TASK DETAILS:
Leave out the pictures; transcribe all else exactly.

— START DATA PROVIDED —

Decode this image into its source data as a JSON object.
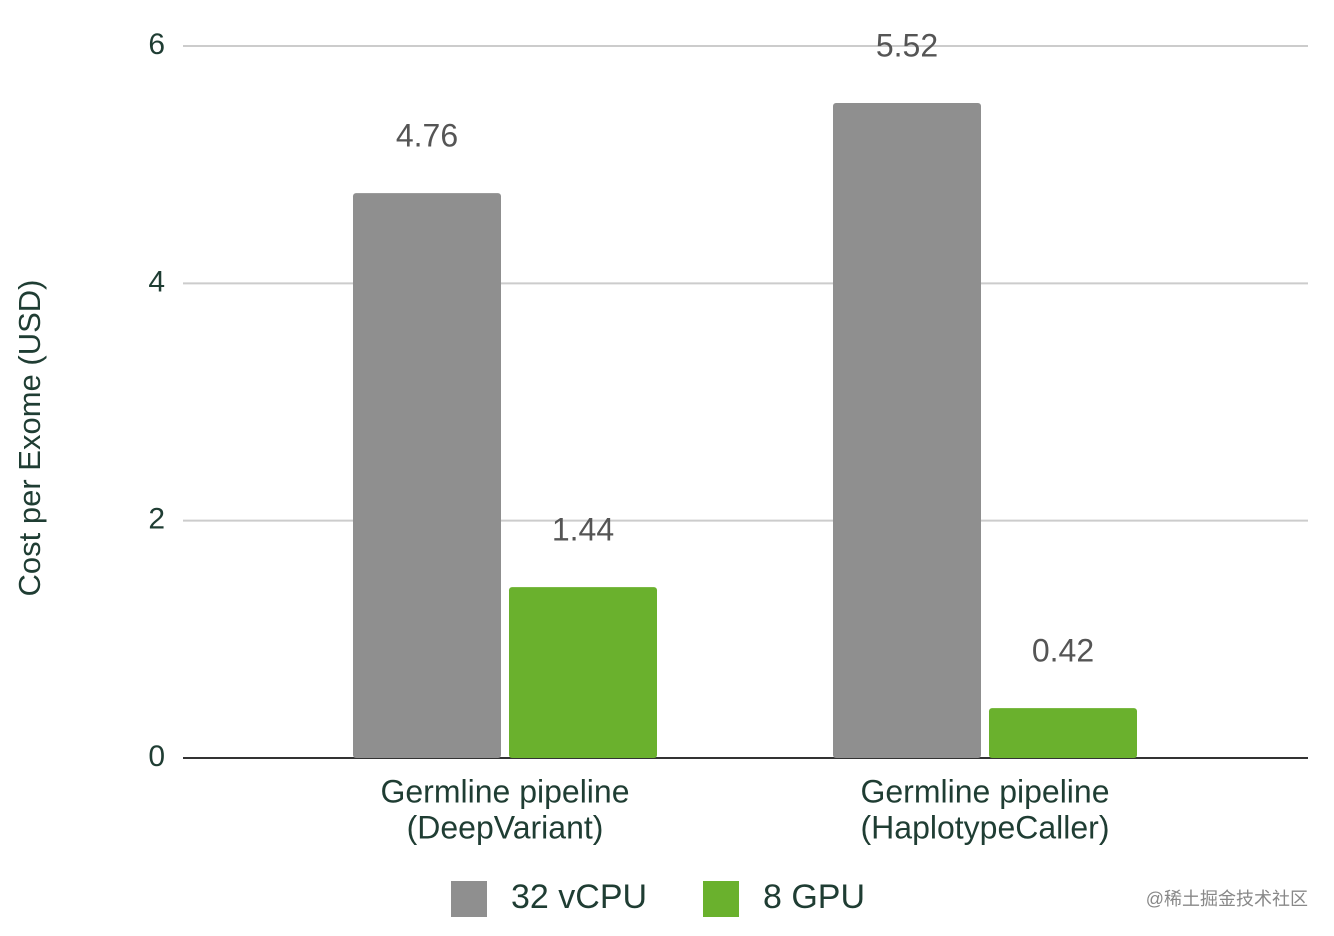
{
  "chart_data": {
    "type": "bar",
    "y_axis_label": "Cost per Exome (USD)",
    "categories": [
      [
        "Germline pipeline",
        "(DeepVariant)"
      ],
      [
        "Germline pipeline",
        "(HaplotypeCaller)"
      ]
    ],
    "series": [
      {
        "name": "32 vCPU",
        "color": "#8f8f8f",
        "values": [
          4.76,
          5.52
        ]
      },
      {
        "name": "8 GPU",
        "color": "#6ab12d",
        "values": [
          1.44,
          0.42
        ]
      }
    ],
    "ylim": [
      0,
      6
    ],
    "yticks": [
      0,
      2,
      4,
      6
    ],
    "grid": true,
    "legend": "bottom",
    "watermark": "@稀土掘金技术社区"
  }
}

— END DATA PROVIDED —

REPLY TO THE TASK:
Decode this image into its source data as a JSON object.
{
  "chart_data": {
    "type": "bar",
    "y_axis_label": "Cost per Exome (USD)",
    "categories": [
      [
        "Germline pipeline",
        "(DeepVariant)"
      ],
      [
        "Germline pipeline",
        "(HaplotypeCaller)"
      ]
    ],
    "series": [
      {
        "name": "32 vCPU",
        "color": "#8f8f8f",
        "values": [
          4.76,
          5.52
        ]
      },
      {
        "name": "8 GPU",
        "color": "#6ab12d",
        "values": [
          1.44,
          0.42
        ]
      }
    ],
    "ylim": [
      0,
      6
    ],
    "yticks": [
      0,
      2,
      4,
      6
    ],
    "grid": true,
    "legend": "bottom",
    "watermark": "@稀土掘金技术社区"
  }
}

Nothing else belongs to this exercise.